**TASK MATERIAL**
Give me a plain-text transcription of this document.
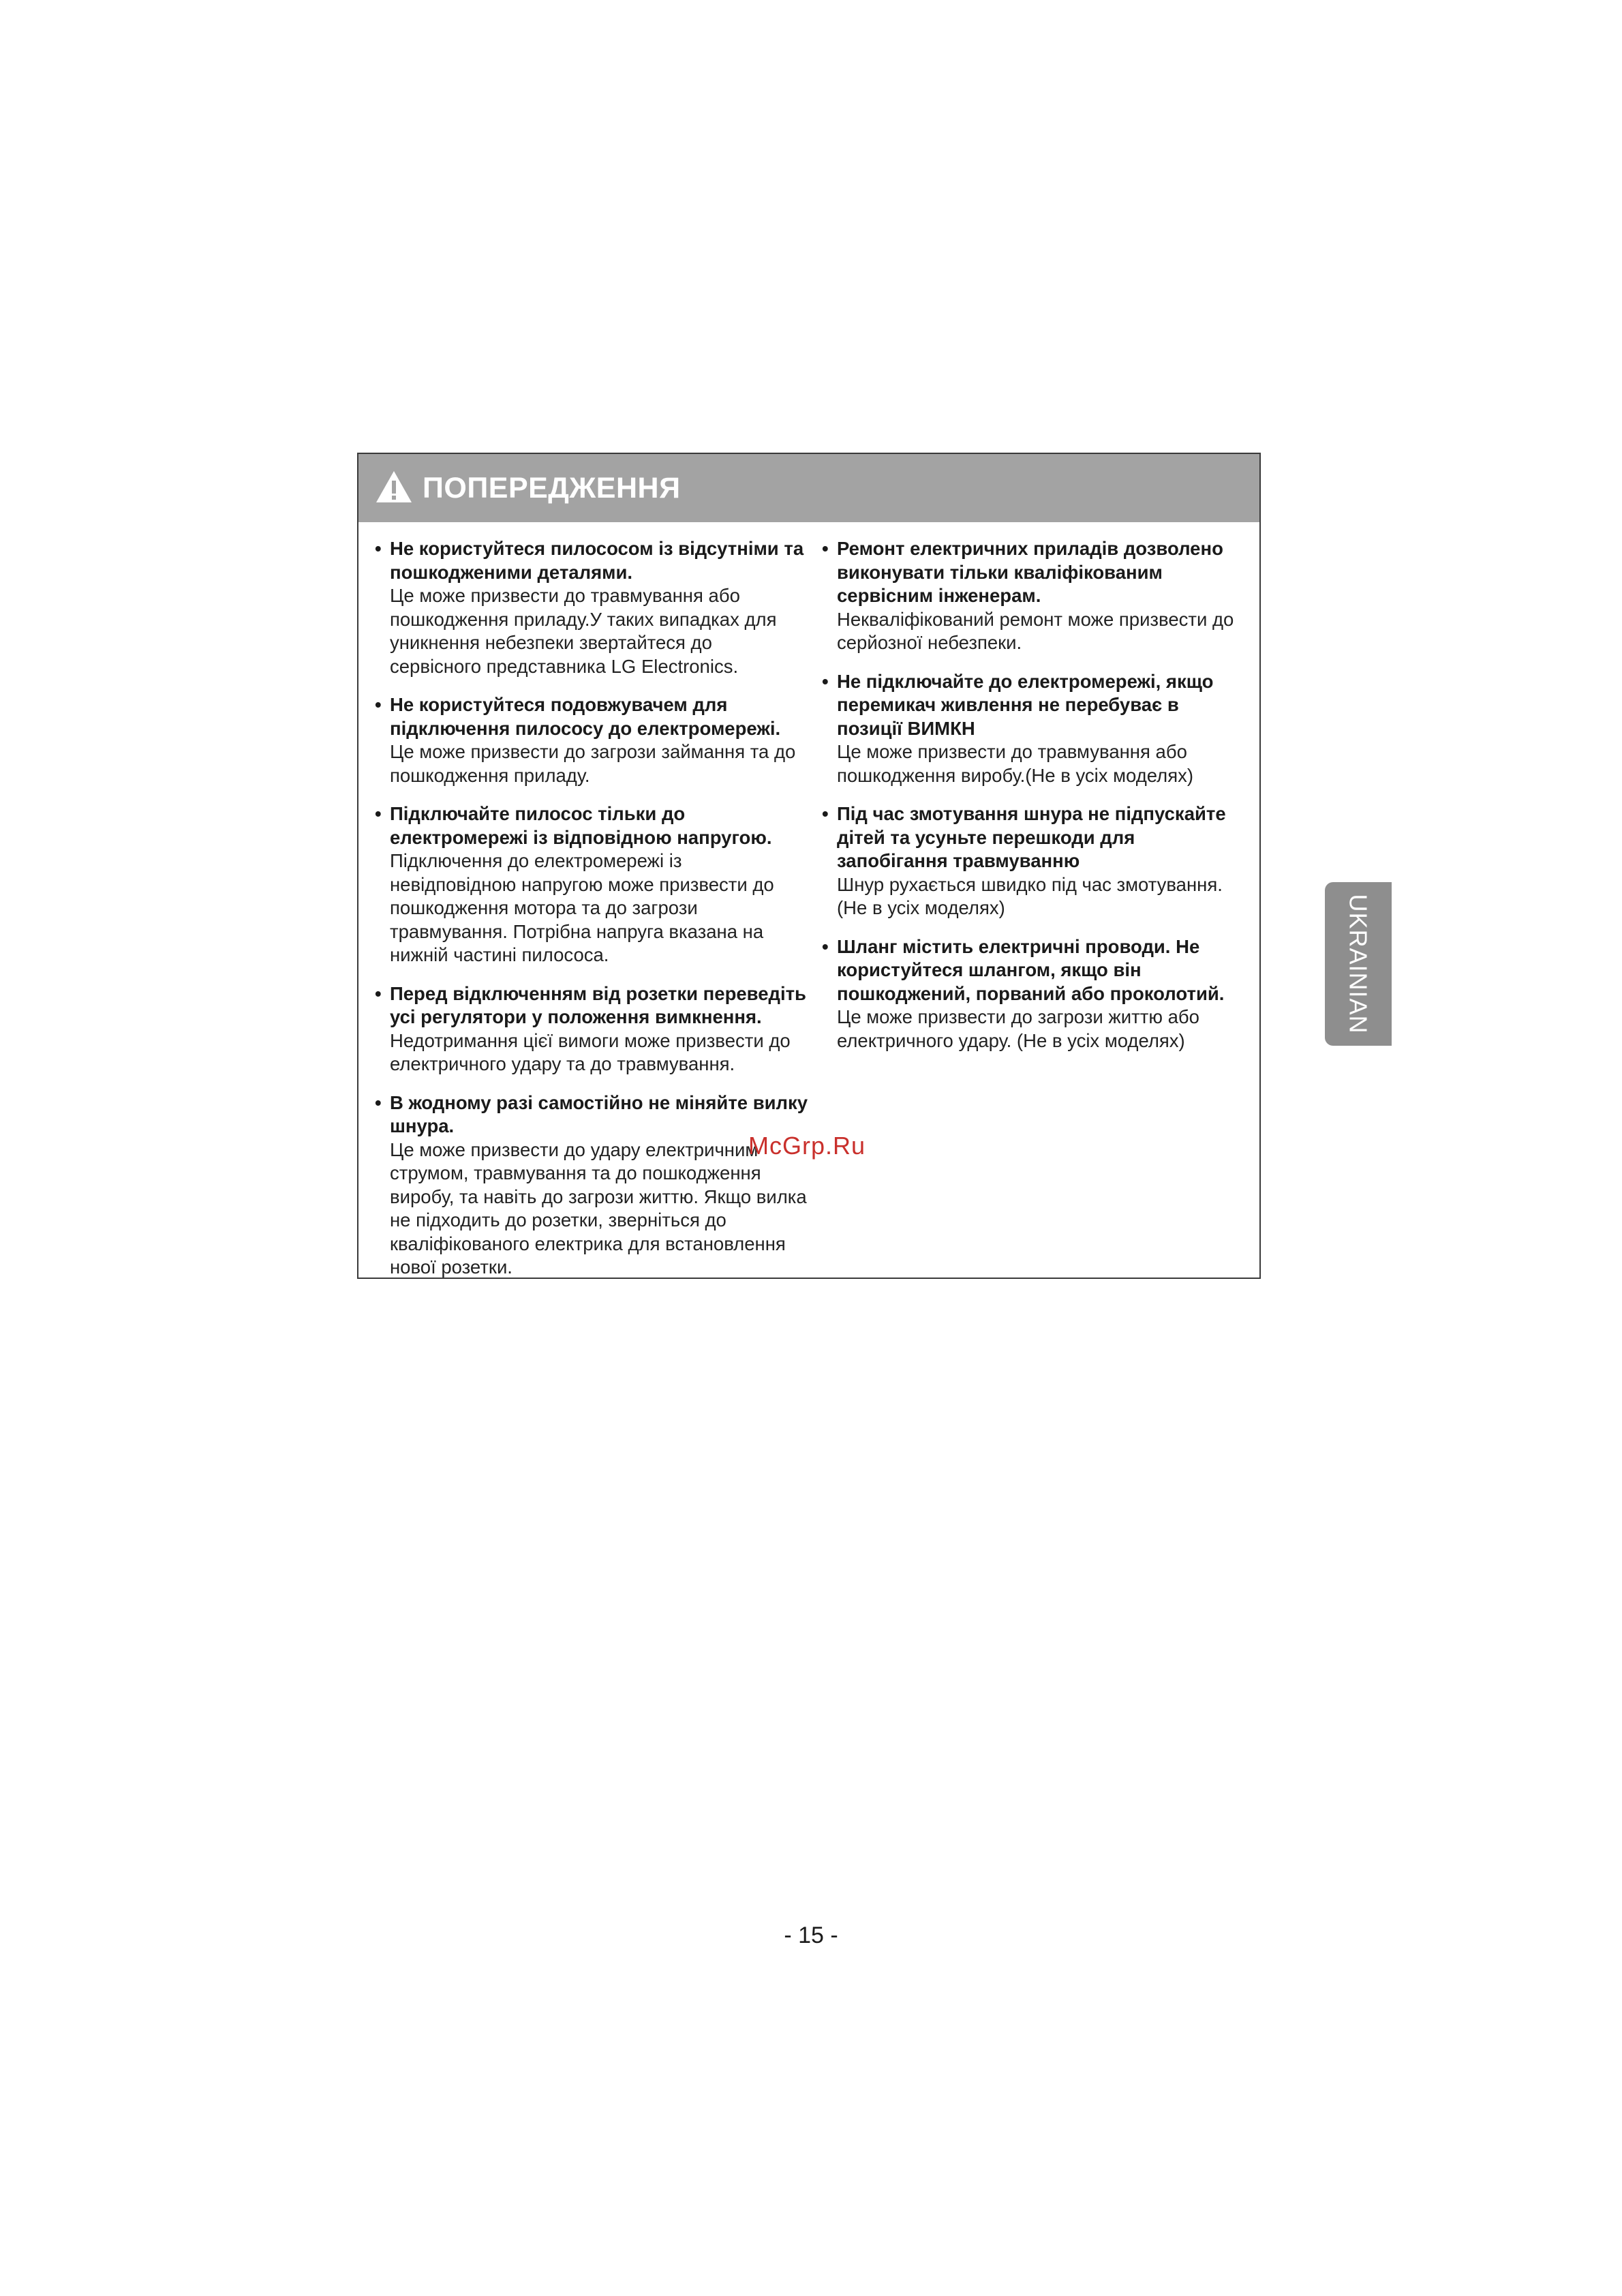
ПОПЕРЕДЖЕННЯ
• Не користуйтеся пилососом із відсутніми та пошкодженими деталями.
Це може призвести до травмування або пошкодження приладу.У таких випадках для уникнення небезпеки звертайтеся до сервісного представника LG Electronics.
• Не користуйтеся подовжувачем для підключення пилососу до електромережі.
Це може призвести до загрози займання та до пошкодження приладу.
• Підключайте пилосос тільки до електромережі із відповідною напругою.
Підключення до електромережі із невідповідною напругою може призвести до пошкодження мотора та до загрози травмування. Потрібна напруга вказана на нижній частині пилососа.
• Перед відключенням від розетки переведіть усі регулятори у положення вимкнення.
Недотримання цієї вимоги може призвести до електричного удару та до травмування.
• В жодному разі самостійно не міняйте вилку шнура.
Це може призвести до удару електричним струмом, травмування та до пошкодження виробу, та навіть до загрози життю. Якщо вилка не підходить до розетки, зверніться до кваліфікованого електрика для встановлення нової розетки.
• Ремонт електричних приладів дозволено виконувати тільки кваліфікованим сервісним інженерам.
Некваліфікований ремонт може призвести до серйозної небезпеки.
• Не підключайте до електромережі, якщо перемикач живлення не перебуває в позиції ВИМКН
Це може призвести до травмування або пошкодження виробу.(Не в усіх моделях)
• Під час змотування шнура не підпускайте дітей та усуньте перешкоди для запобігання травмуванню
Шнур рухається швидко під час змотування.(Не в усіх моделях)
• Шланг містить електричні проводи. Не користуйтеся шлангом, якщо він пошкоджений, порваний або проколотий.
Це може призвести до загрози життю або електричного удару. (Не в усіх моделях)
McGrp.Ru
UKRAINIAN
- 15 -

* * *

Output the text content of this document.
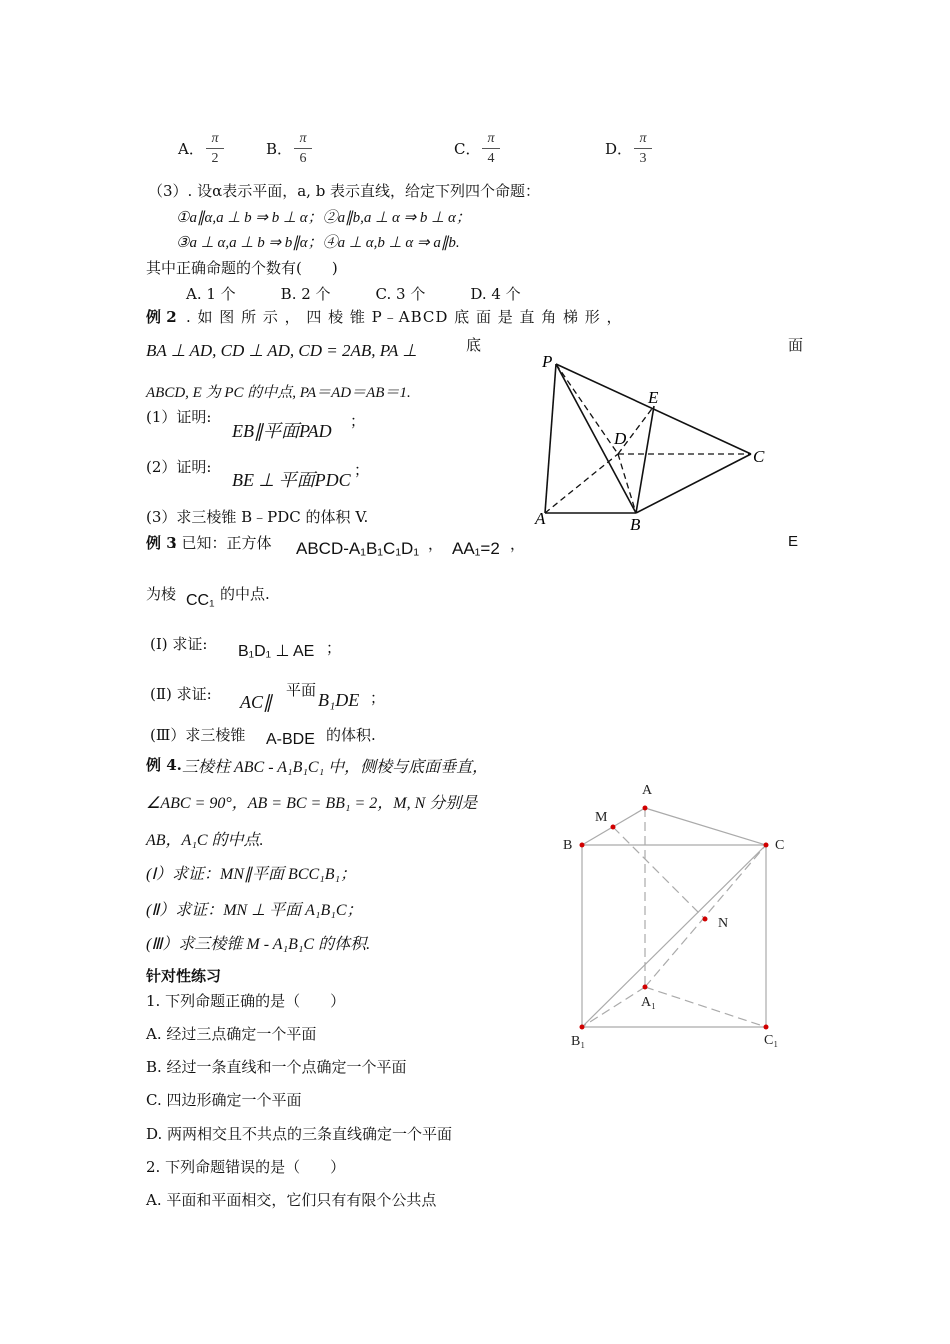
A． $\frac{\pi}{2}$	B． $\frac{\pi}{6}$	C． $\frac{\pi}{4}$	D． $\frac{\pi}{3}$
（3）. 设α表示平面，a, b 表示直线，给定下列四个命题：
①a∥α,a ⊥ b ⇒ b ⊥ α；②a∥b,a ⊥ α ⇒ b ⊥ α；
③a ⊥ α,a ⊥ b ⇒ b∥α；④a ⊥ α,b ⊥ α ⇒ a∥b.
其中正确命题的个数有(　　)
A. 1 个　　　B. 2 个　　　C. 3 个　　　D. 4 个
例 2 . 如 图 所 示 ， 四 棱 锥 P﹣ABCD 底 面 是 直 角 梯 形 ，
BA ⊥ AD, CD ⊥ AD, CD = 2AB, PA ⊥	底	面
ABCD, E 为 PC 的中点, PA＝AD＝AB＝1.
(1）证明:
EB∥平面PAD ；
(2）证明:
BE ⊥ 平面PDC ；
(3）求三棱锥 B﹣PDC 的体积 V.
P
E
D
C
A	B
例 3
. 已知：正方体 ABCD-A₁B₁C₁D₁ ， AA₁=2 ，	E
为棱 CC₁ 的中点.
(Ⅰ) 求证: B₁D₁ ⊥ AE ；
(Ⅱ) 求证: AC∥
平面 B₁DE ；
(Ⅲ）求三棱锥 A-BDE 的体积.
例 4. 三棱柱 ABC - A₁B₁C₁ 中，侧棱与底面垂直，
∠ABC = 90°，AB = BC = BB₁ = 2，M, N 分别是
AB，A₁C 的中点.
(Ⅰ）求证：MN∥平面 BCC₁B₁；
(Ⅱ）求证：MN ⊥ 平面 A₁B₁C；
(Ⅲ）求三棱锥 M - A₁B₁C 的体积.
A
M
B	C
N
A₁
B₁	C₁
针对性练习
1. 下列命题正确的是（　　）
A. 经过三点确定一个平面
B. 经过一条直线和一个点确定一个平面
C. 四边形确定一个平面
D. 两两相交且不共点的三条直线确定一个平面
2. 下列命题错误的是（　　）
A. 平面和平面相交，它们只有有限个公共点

**TASK DESCRIPTION**
Find every line holding the word "небезпеки"; give their count and nothing else.

**CORRECT RESPONSE**
2